_Task statement_. Return the lines of the records exactly as they appear, starting with the line that contains "icon-glyph [595, 336, 608, 344]" and going on through the line that contains "icon-glyph [449, 622, 460, 628]", with both of those lines included.

Visual layout annotation data
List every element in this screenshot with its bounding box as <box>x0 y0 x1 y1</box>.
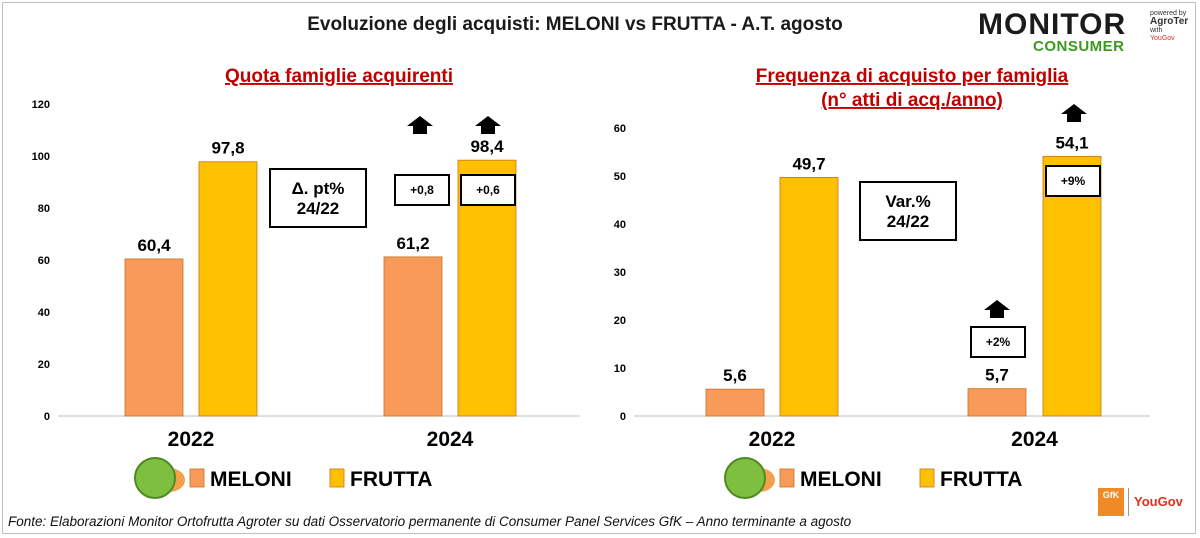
freq-data-label-meloni-2022: 5,6 <box>723 366 747 385</box>
share-y-tick-label: 120 <box>32 99 50 111</box>
share-bar-meloni-2024 <box>383 256 443 417</box>
gfk-logo: GfK <box>1098 488 1124 516</box>
share-y-tick-label: 80 <box>38 203 50 215</box>
logo-main-text: MONITOR <box>978 8 1127 41</box>
share-y-tick-label: 60 <box>38 255 50 267</box>
freq-change-badge-text: +2% <box>986 335 1011 349</box>
share-change-badge-text: +0,8 <box>410 183 434 197</box>
share-y-tick-label: 20 <box>38 359 50 371</box>
share-change-badge <box>394 174 450 206</box>
freq-bar-frutta-2024 <box>1042 155 1102 417</box>
freq-change-badge-text: +9% <box>1061 174 1086 188</box>
source-footnote: Fonte: Elaborazioni Monitor Ortofrutta A… <box>8 514 852 529</box>
freq-change-badge <box>1045 165 1101 197</box>
freq-y-tick-label: 20 <box>614 315 626 327</box>
page-title: Evoluzione degli acquisti: MELONI vs FRU… <box>307 14 843 35</box>
share-y-tick-label: 40 <box>38 307 50 319</box>
share-data-label-meloni-2022: 60,4 <box>137 236 171 255</box>
share-data-label-meloni-2024: 61,2 <box>396 234 429 253</box>
share-data-label-frutta-2022: 97,8 <box>211 139 244 158</box>
freq-x-tick-label-2024: 2024 <box>1011 428 1058 451</box>
freq-y-tick-label: 50 <box>614 171 626 183</box>
share-bar-meloni-2022 <box>124 258 184 417</box>
share-variation-note-text: 24/22 <box>297 199 340 218</box>
share-y-tick-label: 100 <box>32 151 50 163</box>
freq-bar-meloni-2024 <box>967 388 1027 417</box>
freq-melon-icon <box>724 457 766 499</box>
freq-chart-subtitle: (n° atti di acq./anno) <box>821 90 1003 111</box>
share-up-arrow-icon <box>407 116 433 134</box>
freq-up-arrow-icon <box>984 300 1010 318</box>
share-up-arrow-icon <box>475 116 501 134</box>
share-legend-swatch-frutta <box>329 468 345 488</box>
logo-separator <box>1128 488 1129 516</box>
freq-bar-meloni-2022 <box>705 388 765 417</box>
yougov-logo: YouGov <box>1134 494 1183 509</box>
share-x-tick-label-2024: 2024 <box>427 428 474 451</box>
freq-variation-note-text: 24/22 <box>887 212 930 231</box>
share-change-badge-text: +0,6 <box>476 183 500 197</box>
freq-data-label-frutta-2024: 54,1 <box>1055 133 1088 152</box>
share-data-label-frutta-2024: 98,4 <box>470 137 504 156</box>
freq-y-tick-label: 10 <box>614 363 626 375</box>
share-y-tick-label: 0 <box>44 411 50 423</box>
freq-data-label-meloni-2024: 5,7 <box>985 366 1009 385</box>
freq-variation-note-text: Var.% <box>885 192 930 211</box>
freq-x-tick-label-2022: 2022 <box>749 428 796 451</box>
freq-y-tick-label: 60 <box>614 123 626 135</box>
freq-legend-label-meloni: MELONI <box>800 468 882 491</box>
freq-legend-label-frutta: FRUTTA <box>940 468 1022 491</box>
share-x-tick-label-2022: 2022 <box>168 428 215 451</box>
freq-up-arrow-icon <box>1061 104 1087 122</box>
logo-powered-by: powered by AgroTer with YouGov <box>1150 10 1189 42</box>
share-change-badge <box>460 174 516 206</box>
share-melon-icon <box>134 457 176 499</box>
freq-legend-swatch-frutta <box>919 468 935 488</box>
freq-data-label-frutta-2022: 49,7 <box>792 154 825 173</box>
share-bar-frutta-2022 <box>198 161 258 417</box>
share-legend-label-meloni: MELONI <box>210 468 292 491</box>
freq-variation-note <box>859 181 957 241</box>
freq-legend-swatch-meloni <box>779 468 795 488</box>
freq-y-tick-label: 30 <box>614 267 626 279</box>
share-variation-note-text: Δ. pt% <box>292 179 345 198</box>
share-chart-title: Quota famiglie acquirenti <box>225 66 453 87</box>
share-legend-swatch-meloni <box>189 468 205 488</box>
freq-y-tick-label: 0 <box>620 411 626 423</box>
freq-bar-frutta-2022 <box>779 177 839 417</box>
logo-sub-text: CONSUMER <box>1033 38 1125 55</box>
freq-change-badge <box>970 326 1026 358</box>
freq-chart-title: Frequenza di acquisto per famiglia <box>756 66 1069 87</box>
share-variation-note <box>269 168 367 228</box>
monitor-consumer-logo: MONITOR CONSUMER powered by AgroTer with… <box>978 8 1193 58</box>
freq-y-tick-label: 40 <box>614 219 626 231</box>
share-legend-label-frutta: FRUTTA <box>350 468 432 491</box>
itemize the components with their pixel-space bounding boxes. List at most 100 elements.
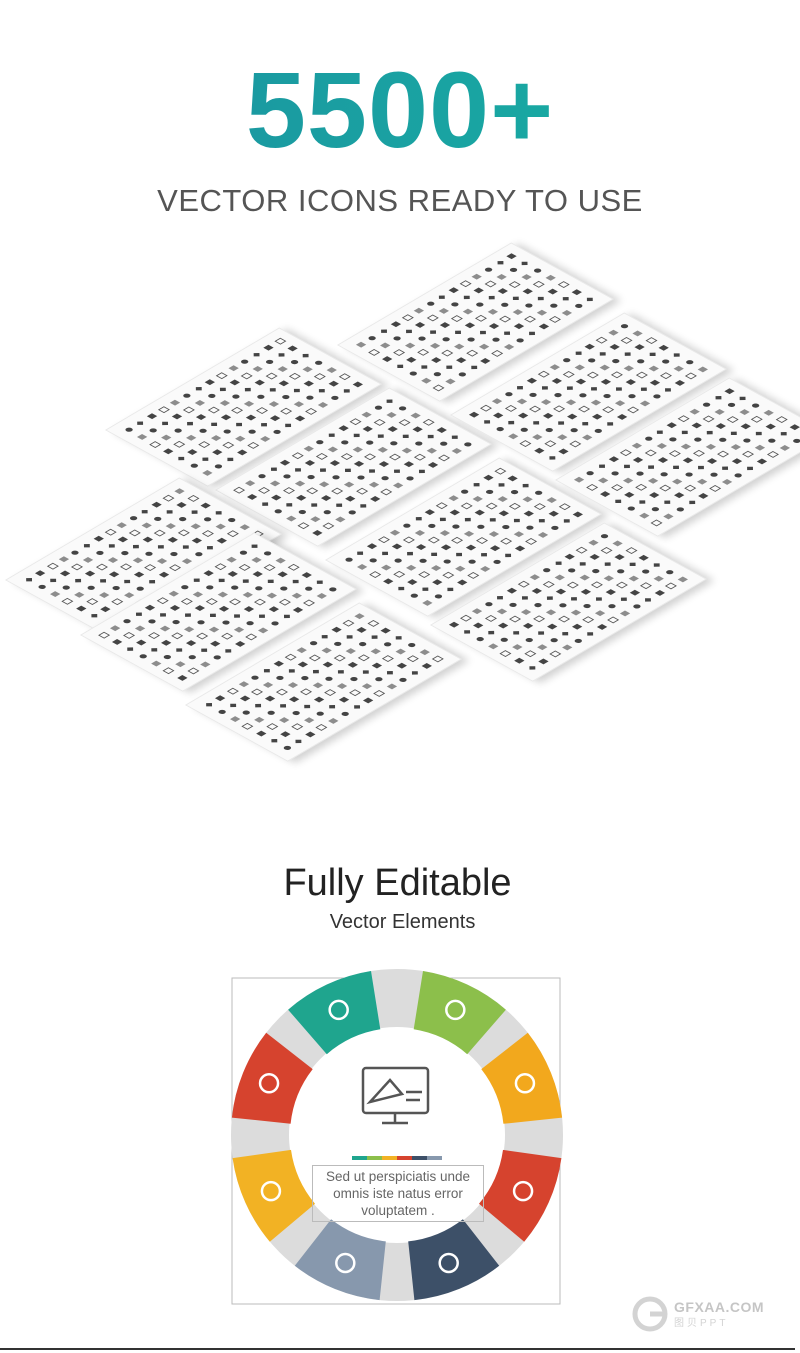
icon-glyph [595, 336, 608, 344]
icon-glyph [697, 465, 704, 470]
icon-glyph [518, 412, 529, 419]
icon-glyph [390, 321, 402, 328]
icon-glyph [581, 434, 592, 441]
icon-glyph [373, 676, 384, 683]
icon-glyph [315, 452, 328, 460]
icon-glyph [561, 644, 572, 651]
icon-glyph [407, 578, 418, 585]
icon-glyph [289, 696, 300, 703]
icon-glyph [460, 502, 473, 510]
icon-glyph [427, 461, 438, 468]
icon-glyph [479, 404, 492, 412]
icon-glyph [601, 392, 613, 399]
icon-glyph [406, 641, 417, 648]
icon-glyph [250, 688, 264, 696]
icon-glyph [538, 518, 545, 523]
icon-glyph [310, 515, 321, 522]
icon-glyph [315, 593, 327, 599]
icon-glyph [705, 443, 716, 450]
icon-glyph [469, 412, 480, 418]
icon-glyph [500, 537, 513, 545]
icon-glyph [415, 321, 426, 328]
icon-glyph [185, 640, 196, 647]
icon-glyph [519, 426, 530, 433]
icon-glyph [137, 653, 149, 660]
icon-glyph [180, 597, 193, 605]
icon-glyph [362, 697, 374, 703]
icon-glyph [556, 588, 567, 595]
icon-glyph [499, 302, 510, 308]
icon-glyph [312, 682, 323, 689]
icon-glyph [176, 502, 187, 509]
icon-glyph [449, 622, 460, 628]
icon-glyph [488, 322, 500, 329]
icon-glyph [170, 399, 181, 406]
icon-glyph [480, 553, 487, 557]
icon-glyph [244, 388, 251, 392]
icon-glyph [421, 365, 428, 369]
icon-glyph [450, 314, 463, 322]
watermark-logo-icon [632, 1296, 668, 1332]
icon-glyph [110, 625, 122, 632]
icon-glyph [514, 545, 525, 552]
icon-glyph [672, 478, 683, 485]
icon-glyph [236, 422, 242, 427]
icon-glyph [137, 421, 144, 425]
icon-glyph [599, 464, 606, 469]
icon-glyph [631, 603, 642, 610]
icon-glyph [533, 447, 545, 454]
icon-glyph [521, 274, 532, 281]
icon-glyph [410, 412, 422, 419]
icon-glyph [664, 500, 671, 504]
icon-glyph [202, 516, 213, 523]
icon-glyph [451, 435, 458, 439]
icon-glyph [476, 537, 489, 545]
icon-glyph [194, 578, 201, 583]
icon-glyph [367, 543, 378, 550]
icon-glyph [512, 309, 523, 316]
icon-glyph [170, 605, 181, 611]
icon-glyph [208, 626, 220, 633]
icon-glyph [624, 491, 635, 498]
icon-glyph [70, 563, 84, 571]
icon-glyph [104, 528, 117, 536]
icon-glyph [668, 436, 679, 443]
icon-glyph [556, 434, 568, 440]
icon-glyph [110, 585, 121, 592]
icon-glyph [698, 492, 709, 499]
icon-glyph [319, 481, 330, 488]
exchange-icon [335, 1252, 356, 1274]
icon-glyph [188, 462, 200, 469]
icon-glyph [345, 648, 357, 655]
icon-glyph [418, 469, 425, 474]
icon-glyph [545, 274, 556, 281]
icon-glyph [479, 330, 486, 335]
icon-glyph [335, 503, 342, 507]
icon-glyph [107, 557, 119, 564]
icon-glyph [338, 696, 349, 703]
icon-glyph [519, 440, 533, 447]
icon-glyph [245, 633, 258, 641]
icon-glyph [299, 675, 310, 682]
icon-glyph [741, 437, 753, 444]
icon-glyph [480, 357, 491, 364]
icon-glyph [320, 468, 327, 472]
icon-glyph [582, 421, 589, 426]
icon-glyph [234, 614, 241, 618]
icon-glyph [196, 632, 209, 640]
icon-glyph [380, 627, 392, 634]
icon-glyph [508, 280, 521, 288]
icon-glyph [389, 453, 402, 461]
icon-glyph [171, 632, 184, 640]
icon-glyph [586, 483, 599, 491]
icon-glyph [158, 571, 169, 578]
icon-glyph [233, 626, 244, 633]
icon-glyph [513, 296, 519, 300]
icon-glyph [243, 579, 250, 583]
icon-glyph [420, 663, 432, 669]
icon-glyph [257, 473, 268, 480]
icon-glyph [231, 393, 242, 400]
icon-glyph [450, 448, 462, 454]
icon-glyph [542, 386, 549, 390]
icon-glyph [378, 536, 391, 543]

_Solution for this exercise_.
icon-glyph [595, 336, 608, 344]
icon-glyph [697, 465, 704, 470]
icon-glyph [518, 412, 529, 419]
icon-glyph [390, 321, 402, 328]
icon-glyph [581, 434, 592, 441]
icon-glyph [373, 676, 384, 683]
icon-glyph [315, 452, 328, 460]
icon-glyph [561, 644, 572, 651]
icon-glyph [407, 578, 418, 585]
icon-glyph [289, 696, 300, 703]
icon-glyph [460, 502, 473, 510]
icon-glyph [427, 461, 438, 468]
icon-glyph [479, 404, 492, 412]
icon-glyph [601, 392, 613, 399]
icon-glyph [406, 641, 417, 648]
icon-glyph [250, 688, 264, 696]
icon-glyph [538, 518, 545, 523]
icon-glyph [310, 515, 321, 522]
icon-glyph [315, 593, 327, 599]
icon-glyph [705, 443, 716, 450]
icon-glyph [469, 412, 480, 418]
icon-glyph [500, 537, 513, 545]
icon-glyph [415, 321, 426, 328]
icon-glyph [185, 640, 196, 647]
icon-glyph [519, 426, 530, 433]
icon-glyph [137, 653, 149, 660]
icon-glyph [180, 597, 193, 605]
icon-glyph [362, 697, 374, 703]
icon-glyph [556, 588, 567, 595]
icon-glyph [499, 302, 510, 308]
icon-glyph [312, 682, 323, 689]
icon-glyph [176, 502, 187, 509]
icon-glyph [449, 622, 460, 628]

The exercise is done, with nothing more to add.